**What you will do:**
Please retype the records below exactly, leaving out any pictures.

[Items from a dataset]
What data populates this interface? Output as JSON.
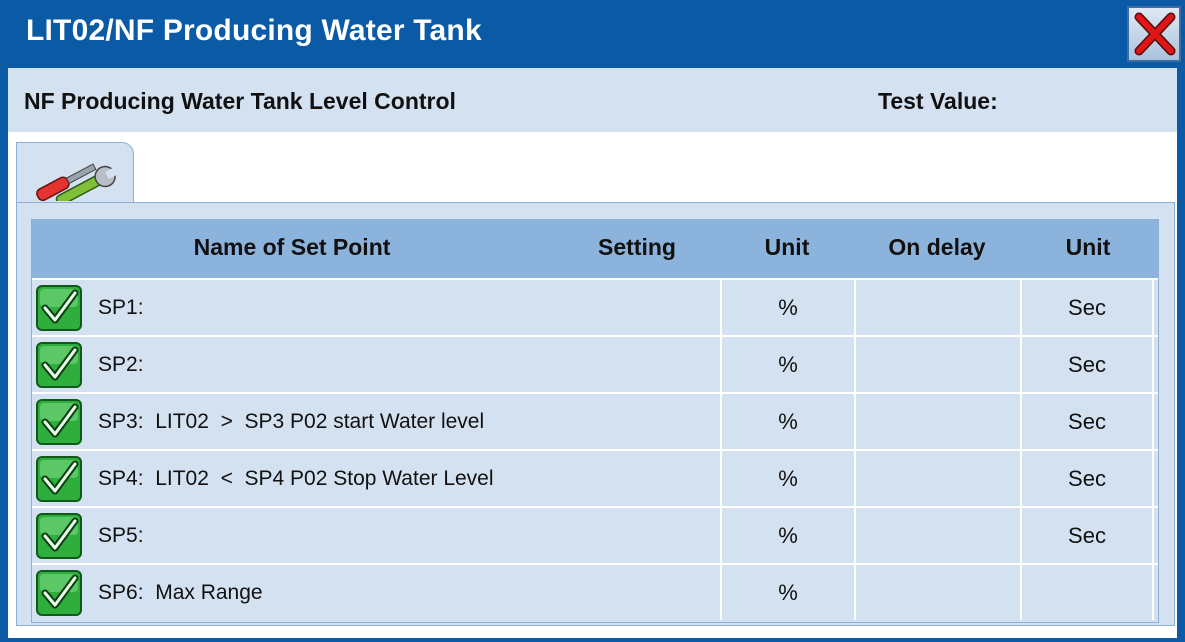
{
  "window": {
    "title": "LIT02/NF Producing Water Tank",
    "close_icon": "close-x-icon",
    "colors": {
      "titlebar": "#0a5aa6",
      "panel": "#d4e1f1",
      "grid_header": "#8cb3dc"
    }
  },
  "header": {
    "title": "NF Producing Water Tank Level Control",
    "test_value_label": "Test Value:"
  },
  "tab": {
    "icon": "tools-icon"
  },
  "table": {
    "columns": [
      "Name of Set Point",
      "Setting",
      "Unit",
      "On delay",
      "Unit"
    ],
    "rows": [
      {
        "label": "SP1:",
        "unit": "%",
        "delay_unit": "Sec",
        "enabled_icon": "checkmark-icon"
      },
      {
        "label": "SP2:",
        "unit": "%",
        "delay_unit": "Sec",
        "enabled_icon": "checkmark-icon"
      },
      {
        "label": "SP3:  LIT02  >  SP3 P02 start Water level",
        "unit": "%",
        "delay_unit": "Sec",
        "enabled_icon": "checkmark-icon"
      },
      {
        "label": "SP4:  LIT02  <  SP4 P02 Stop Water Level",
        "unit": "%",
        "delay_unit": "Sec",
        "enabled_icon": "checkmark-icon"
      },
      {
        "label": "SP5:",
        "unit": "%",
        "delay_unit": "Sec",
        "enabled_icon": "checkmark-icon"
      },
      {
        "label": "SP6:  Max Range",
        "unit": "%",
        "delay_unit": "",
        "enabled_icon": "checkmark-icon"
      }
    ]
  }
}
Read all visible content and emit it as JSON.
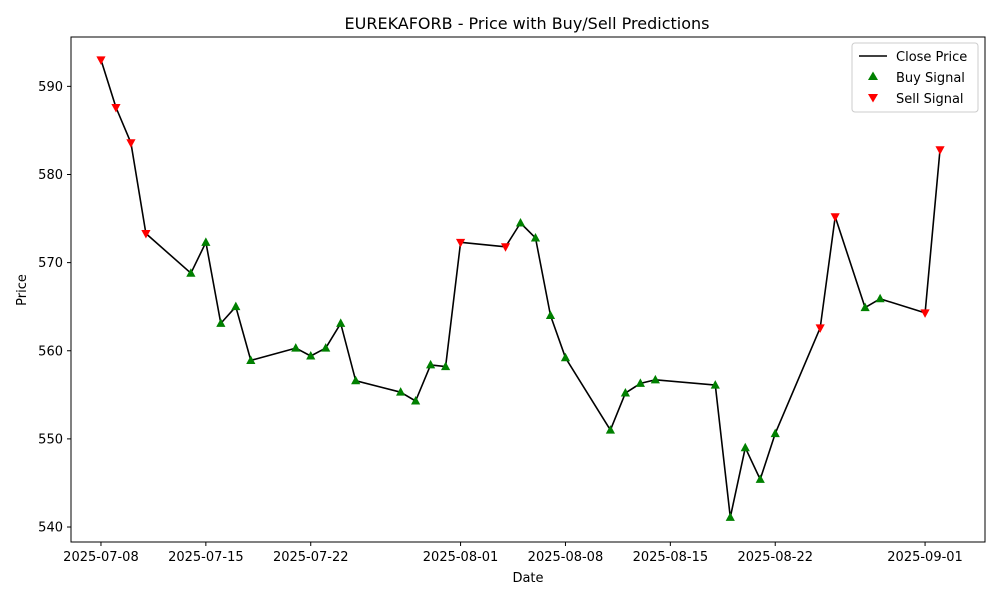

**Written solution:**
What data populates this interface? Output as JSON.
{
  "window": {
    "title": "LIT02/NF Producing Water Tank",
    "close_icon": "close-x-icon",
    "colors": {
      "titlebar": "#0a5aa6",
      "panel": "#d4e1f1",
      "grid_header": "#8cb3dc"
    }
  },
  "header": {
    "title": "NF Producing Water Tank Level Control",
    "test_value_label": "Test Value:"
  },
  "tab": {
    "icon": "tools-icon"
  },
  "table": {
    "columns": [
      "Name of Set Point",
      "Setting",
      "Unit",
      "On delay",
      "Unit"
    ],
    "rows": [
      {
        "label": "SP1:",
        "unit": "%",
        "delay_unit": "Sec",
        "enabled_icon": "checkmark-icon"
      },
      {
        "label": "SP2:",
        "unit": "%",
        "delay_unit": "Sec",
        "enabled_icon": "checkmark-icon"
      },
      {
        "label": "SP3:  LIT02  >  SP3 P02 start Water level",
        "unit": "%",
        "delay_unit": "Sec",
        "enabled_icon": "checkmark-icon"
      },
      {
        "label": "SP4:  LIT02  <  SP4 P02 Stop Water Level",
        "unit": "%",
        "delay_unit": "Sec",
        "enabled_icon": "checkmark-icon"
      },
      {
        "label": "SP5:",
        "unit": "%",
        "delay_unit": "Sec",
        "enabled_icon": "checkmark-icon"
      },
      {
        "label": "SP6:  Max Range",
        "unit": "%",
        "delay_unit": "",
        "enabled_icon": "checkmark-icon"
      }
    ]
  }
}
Read all visible content and emit it as JSON.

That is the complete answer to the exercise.